Dataset records:
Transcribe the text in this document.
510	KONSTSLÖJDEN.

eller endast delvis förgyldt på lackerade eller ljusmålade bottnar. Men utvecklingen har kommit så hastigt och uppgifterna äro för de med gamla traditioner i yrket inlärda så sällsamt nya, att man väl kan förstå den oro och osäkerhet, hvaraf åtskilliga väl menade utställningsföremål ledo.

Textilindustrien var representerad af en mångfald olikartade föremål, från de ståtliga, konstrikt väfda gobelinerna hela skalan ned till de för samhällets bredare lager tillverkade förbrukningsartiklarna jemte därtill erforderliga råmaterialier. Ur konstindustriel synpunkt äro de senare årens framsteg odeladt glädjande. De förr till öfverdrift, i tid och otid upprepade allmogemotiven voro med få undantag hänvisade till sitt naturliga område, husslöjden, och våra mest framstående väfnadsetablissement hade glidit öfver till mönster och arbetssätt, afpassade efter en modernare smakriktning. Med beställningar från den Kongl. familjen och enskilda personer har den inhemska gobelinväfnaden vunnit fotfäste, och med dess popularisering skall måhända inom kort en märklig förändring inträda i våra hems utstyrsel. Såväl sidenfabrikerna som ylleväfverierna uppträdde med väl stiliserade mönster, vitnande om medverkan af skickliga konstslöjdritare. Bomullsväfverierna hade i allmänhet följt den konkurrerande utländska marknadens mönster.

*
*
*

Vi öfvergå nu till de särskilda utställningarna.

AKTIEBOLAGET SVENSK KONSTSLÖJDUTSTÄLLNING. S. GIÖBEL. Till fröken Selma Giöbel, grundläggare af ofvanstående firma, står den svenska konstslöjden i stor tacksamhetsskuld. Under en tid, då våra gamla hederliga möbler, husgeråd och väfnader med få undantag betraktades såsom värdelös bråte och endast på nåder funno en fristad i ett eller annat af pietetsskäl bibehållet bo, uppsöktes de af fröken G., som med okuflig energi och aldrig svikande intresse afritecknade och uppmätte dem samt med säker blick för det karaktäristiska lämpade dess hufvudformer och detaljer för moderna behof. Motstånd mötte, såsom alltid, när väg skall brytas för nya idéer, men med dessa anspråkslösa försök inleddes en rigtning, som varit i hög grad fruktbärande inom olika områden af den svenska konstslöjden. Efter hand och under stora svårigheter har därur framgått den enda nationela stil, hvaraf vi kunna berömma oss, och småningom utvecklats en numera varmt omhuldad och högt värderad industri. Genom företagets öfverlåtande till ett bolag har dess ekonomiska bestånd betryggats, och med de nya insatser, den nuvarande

Activity: From the data above, give every line again exactly as it appears.

Answer for the task:
Transcribe the text in this document.
510	KONSTSLÖJDEN.

eller endast delvis förgyldt på lackerade eller ljusmålade bottnar. Men utvecklingen har kommit så hastigt och uppgifterna äro för de med gamla traditioner i yrket inlärda så sällsamt nya, att man väl kan förstå den oro och osäkerhet, hvaraf åtskilliga väl menade utställningsföremål ledo.

Textilindustrien var representerad af en mångfald olikartade föremål, från de ståtliga, konstrikt väfda gobelinerna hela skalan ned till de för samhällets bredare lager tillverkade förbrukningsartiklarna jemte därtill erforderliga råmaterialier. Ur konstindustriel synpunkt äro de senare årens framsteg odeladt glädjande. De förr till öfverdrift, i tid och otid upprepade allmogemotiven voro med få undantag hänvisade till sitt naturliga område, husslöjden, och våra mest framstående väfnadsetablissement hade glidit öfver till mönster och arbetssätt, afpassade efter en modernare smakriktning. Med beställningar från den Kongl. familjen och enskilda personer har den inhemska gobelinväfnaden vunnit fotfäste, och med dess popularisering skall måhända inom kort en märklig förändring inträda i våra hems utstyrsel. Såväl sidenfabrikerna som ylleväfverierna uppträdde med väl stiliserade mönster, vitnande om medverkan af skickliga konstslöjdritare. Bomullsväfverierna hade i allmänhet följt den konkurrerande utländska marknadens mönster.

*
*
*

Vi öfvergå nu till de särskilda utställningarna.

AKTIEBOLAGET SVENSK KONSTSLÖJDUTSTÄLLNING. S. GIÖBEL. Till fröken Selma Giöbel, grundläggare af ofvanstående firma, står den svenska konstslöjden i stor tacksamhetsskuld. Under en tid, då våra gamla hederliga möbler, husgeråd och väfnader med få undantag betraktades såsom värdelös bråte och endast på nåder funno en fristad i ett eller annat af pietetsskäl bibehållet bo, uppsöktes de af fröken G., som med okuflig energi och aldrig svikande intresse afritecknade och uppmätte dem samt med säker blick för det karaktäristiska lämpade dess hufvudformer och detaljer för moderna behof. Motstånd mötte, såsom alltid, när väg skall brytas för nya idéer, men med dessa anspråkslösa försök inleddes en rigtning, som varit i hög grad fruktbärande inom olika områden af den svenska konstslöjden. Efter hand och under stora svårigheter har därur framgått den enda nationela stil, hvaraf vi kunna berömma oss, och småningom utvecklats en numera varmt omhuldad och högt värderad industri. Genom företagets öfverlåtande till ett bolag har dess ekonomiska bestånd betryggats, och med de nya insatser, den nuvarande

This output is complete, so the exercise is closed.